DATASET EXTRACT start
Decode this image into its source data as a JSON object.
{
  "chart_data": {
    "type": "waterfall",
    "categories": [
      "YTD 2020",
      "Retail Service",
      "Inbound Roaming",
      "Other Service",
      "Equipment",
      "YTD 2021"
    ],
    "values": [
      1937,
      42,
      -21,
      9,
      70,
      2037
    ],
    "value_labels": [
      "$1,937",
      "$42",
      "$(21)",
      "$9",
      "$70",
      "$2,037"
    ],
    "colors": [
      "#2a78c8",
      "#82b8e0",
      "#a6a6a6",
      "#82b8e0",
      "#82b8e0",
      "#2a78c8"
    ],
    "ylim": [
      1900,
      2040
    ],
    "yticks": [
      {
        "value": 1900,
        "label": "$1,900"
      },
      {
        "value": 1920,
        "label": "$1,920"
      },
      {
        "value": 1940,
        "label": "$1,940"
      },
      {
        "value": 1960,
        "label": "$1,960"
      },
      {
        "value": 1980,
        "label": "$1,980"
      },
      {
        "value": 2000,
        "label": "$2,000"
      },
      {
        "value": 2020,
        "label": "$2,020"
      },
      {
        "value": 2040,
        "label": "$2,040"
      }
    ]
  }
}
DATASET EXTRACT end
Reproduce each entry above exactly, keeping every word.

Decode this image into its source data as a JSON object.
{
  "chart_data": {
    "type": "waterfall",
    "categories": [
      "YTD 2020",
      "Retail Service",
      "Inbound Roaming",
      "Other Service",
      "Equipment",
      "YTD 2021"
    ],
    "values": [
      1937,
      42,
      -21,
      9,
      70,
      2037
    ],
    "value_labels": [
      "$1,937",
      "$42",
      "$(21)",
      "$9",
      "$70",
      "$2,037"
    ],
    "colors": [
      "#2a78c8",
      "#82b8e0",
      "#a6a6a6",
      "#82b8e0",
      "#82b8e0",
      "#2a78c8"
    ],
    "ylim": [
      1900,
      2040
    ],
    "yticks": [
      {
        "value": 1900,
        "label": "$1,900"
      },
      {
        "value": 1920,
        "label": "$1,920"
      },
      {
        "value": 1940,
        "label": "$1,940"
      },
      {
        "value": 1960,
        "label": "$1,960"
      },
      {
        "value": 1980,
        "label": "$1,980"
      },
      {
        "value": 2000,
        "label": "$2,000"
      },
      {
        "value": 2020,
        "label": "$2,020"
      },
      {
        "value": 2040,
        "label": "$2,040"
      }
    ]
  }
}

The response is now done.